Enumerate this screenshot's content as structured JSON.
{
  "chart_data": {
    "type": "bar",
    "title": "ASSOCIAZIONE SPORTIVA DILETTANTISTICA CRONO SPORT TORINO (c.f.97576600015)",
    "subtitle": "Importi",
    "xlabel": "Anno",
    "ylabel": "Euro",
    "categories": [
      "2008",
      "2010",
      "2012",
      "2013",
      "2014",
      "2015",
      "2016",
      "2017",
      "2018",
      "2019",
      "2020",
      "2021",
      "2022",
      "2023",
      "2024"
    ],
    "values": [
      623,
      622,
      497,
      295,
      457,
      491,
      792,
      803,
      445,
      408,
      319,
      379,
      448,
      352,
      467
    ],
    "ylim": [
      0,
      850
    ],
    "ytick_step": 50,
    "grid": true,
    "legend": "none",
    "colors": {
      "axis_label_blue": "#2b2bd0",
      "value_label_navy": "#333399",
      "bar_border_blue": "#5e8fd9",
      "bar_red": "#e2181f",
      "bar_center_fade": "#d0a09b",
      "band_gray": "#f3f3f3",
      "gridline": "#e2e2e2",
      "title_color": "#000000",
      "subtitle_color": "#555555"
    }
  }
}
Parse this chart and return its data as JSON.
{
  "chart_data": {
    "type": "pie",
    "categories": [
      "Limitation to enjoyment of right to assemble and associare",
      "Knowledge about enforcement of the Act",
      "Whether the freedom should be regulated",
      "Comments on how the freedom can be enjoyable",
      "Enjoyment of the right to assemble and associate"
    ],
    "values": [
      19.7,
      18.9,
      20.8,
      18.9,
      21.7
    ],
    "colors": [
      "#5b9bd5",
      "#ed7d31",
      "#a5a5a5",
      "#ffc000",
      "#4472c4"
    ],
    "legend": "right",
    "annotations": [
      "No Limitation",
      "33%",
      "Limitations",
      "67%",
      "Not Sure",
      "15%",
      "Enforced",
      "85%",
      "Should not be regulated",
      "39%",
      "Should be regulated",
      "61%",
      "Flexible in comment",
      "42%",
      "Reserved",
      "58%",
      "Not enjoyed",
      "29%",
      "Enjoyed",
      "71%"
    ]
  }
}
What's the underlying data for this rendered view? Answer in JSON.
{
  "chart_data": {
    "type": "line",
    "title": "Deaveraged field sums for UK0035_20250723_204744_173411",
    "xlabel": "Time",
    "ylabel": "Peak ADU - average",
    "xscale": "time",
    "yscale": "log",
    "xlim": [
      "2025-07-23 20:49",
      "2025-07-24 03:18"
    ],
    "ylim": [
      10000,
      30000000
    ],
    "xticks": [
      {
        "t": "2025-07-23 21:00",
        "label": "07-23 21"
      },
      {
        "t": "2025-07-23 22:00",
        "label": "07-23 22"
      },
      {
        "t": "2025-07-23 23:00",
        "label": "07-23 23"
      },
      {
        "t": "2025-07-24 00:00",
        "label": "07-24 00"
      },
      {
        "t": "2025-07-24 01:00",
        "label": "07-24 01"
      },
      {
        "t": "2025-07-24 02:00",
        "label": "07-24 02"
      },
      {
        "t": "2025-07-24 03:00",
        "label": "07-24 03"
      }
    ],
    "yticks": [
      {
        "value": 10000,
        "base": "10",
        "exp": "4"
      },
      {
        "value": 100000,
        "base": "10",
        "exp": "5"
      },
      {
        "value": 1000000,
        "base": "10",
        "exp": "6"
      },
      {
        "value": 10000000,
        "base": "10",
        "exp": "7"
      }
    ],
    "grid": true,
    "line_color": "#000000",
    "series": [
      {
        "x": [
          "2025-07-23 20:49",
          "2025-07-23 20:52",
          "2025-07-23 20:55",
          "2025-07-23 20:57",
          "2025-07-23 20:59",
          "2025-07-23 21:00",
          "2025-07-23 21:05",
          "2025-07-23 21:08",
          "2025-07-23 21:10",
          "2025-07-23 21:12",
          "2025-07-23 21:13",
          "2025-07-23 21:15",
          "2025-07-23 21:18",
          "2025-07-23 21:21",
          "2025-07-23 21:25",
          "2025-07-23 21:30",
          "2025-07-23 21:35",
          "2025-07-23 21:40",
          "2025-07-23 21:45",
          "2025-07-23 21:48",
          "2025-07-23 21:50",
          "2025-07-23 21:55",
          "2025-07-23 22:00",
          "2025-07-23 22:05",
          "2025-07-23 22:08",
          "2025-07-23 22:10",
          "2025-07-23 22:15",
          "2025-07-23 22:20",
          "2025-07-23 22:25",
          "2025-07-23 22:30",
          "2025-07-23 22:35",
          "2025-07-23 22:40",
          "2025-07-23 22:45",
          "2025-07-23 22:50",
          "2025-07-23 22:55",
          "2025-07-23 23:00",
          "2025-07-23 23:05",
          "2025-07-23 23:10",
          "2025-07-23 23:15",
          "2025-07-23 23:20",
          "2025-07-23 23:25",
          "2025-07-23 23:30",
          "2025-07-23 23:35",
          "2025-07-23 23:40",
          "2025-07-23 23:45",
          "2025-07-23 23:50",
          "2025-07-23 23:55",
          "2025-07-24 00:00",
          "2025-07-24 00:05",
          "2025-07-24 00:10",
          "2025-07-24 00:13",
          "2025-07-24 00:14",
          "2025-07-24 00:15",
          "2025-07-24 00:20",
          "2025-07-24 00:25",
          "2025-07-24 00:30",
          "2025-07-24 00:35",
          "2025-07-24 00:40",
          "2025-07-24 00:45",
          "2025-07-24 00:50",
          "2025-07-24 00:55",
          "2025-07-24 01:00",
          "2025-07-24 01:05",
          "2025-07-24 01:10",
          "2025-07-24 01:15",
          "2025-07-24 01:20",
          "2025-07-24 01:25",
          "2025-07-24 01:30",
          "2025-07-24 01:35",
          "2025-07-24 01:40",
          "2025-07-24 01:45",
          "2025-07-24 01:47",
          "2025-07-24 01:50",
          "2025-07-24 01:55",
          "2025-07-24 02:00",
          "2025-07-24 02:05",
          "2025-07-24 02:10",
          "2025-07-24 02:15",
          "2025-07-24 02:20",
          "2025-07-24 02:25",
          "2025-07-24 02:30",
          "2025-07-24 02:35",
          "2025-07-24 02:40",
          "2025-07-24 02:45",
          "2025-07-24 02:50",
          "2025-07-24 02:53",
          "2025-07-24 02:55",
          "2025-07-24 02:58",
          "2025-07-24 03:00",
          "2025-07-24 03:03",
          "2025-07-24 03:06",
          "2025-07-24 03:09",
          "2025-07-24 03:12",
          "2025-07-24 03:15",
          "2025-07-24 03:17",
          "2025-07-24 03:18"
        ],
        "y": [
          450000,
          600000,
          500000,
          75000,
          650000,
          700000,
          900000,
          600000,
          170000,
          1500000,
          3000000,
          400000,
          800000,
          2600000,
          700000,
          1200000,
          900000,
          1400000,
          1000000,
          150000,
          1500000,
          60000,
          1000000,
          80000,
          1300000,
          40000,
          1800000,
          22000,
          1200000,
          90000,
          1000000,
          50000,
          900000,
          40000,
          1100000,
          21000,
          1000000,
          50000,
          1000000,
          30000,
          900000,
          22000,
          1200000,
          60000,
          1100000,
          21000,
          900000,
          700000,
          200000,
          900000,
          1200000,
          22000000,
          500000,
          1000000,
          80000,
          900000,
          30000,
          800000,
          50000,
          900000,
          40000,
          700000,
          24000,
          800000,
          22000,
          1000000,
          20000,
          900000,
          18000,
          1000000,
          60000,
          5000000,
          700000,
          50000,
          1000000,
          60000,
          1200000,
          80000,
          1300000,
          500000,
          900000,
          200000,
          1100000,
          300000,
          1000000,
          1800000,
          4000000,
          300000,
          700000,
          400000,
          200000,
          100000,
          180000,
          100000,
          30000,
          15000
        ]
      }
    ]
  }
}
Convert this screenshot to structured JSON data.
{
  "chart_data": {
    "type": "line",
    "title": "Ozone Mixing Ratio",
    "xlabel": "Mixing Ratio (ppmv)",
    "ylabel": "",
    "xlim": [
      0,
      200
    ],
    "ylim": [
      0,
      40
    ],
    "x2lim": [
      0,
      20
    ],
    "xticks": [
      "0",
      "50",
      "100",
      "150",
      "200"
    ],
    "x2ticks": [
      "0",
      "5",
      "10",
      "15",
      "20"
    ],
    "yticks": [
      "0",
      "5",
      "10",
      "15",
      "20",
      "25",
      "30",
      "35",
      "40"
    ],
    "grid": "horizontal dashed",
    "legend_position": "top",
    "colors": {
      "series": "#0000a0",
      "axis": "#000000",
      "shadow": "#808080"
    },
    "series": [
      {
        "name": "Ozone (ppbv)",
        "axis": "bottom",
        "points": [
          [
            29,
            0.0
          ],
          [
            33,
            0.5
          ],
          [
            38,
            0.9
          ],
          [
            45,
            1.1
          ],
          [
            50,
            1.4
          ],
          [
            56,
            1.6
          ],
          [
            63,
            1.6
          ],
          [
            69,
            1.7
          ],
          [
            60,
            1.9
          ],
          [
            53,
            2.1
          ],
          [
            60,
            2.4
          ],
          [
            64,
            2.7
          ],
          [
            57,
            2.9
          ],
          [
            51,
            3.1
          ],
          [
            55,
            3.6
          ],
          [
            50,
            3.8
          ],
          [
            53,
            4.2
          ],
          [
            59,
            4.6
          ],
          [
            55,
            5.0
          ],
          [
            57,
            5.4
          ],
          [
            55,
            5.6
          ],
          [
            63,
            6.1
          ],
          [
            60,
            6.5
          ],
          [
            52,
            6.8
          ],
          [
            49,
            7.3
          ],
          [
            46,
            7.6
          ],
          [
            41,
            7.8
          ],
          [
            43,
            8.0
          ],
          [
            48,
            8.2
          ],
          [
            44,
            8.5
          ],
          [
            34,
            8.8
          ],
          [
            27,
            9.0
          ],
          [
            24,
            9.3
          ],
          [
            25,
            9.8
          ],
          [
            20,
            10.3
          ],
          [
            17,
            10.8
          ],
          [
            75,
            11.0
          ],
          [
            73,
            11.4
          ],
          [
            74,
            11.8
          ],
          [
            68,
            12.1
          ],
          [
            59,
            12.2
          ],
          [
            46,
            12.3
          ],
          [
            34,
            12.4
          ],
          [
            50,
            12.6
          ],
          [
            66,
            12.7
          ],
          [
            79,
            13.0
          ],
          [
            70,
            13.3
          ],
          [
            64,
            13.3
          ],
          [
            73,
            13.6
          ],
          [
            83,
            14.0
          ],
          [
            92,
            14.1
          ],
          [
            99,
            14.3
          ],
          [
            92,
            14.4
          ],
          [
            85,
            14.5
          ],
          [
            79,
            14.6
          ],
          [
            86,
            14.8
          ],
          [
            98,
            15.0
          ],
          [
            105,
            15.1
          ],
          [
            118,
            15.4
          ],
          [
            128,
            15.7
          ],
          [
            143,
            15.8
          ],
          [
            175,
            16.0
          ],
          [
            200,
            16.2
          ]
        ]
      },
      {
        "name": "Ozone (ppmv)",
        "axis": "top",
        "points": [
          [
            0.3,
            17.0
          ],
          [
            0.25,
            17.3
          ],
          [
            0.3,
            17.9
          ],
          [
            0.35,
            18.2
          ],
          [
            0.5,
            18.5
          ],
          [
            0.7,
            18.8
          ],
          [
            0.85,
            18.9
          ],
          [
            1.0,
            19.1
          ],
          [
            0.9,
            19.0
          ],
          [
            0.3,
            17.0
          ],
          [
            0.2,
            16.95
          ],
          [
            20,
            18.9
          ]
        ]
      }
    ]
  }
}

Exercise task: Scan the material line by line and report each one that contains "assemble".

Answer to this problem:
      "Limitation to enjoyment of right to assemble and associare",
      "Enjoyment of the right to assemble and associate"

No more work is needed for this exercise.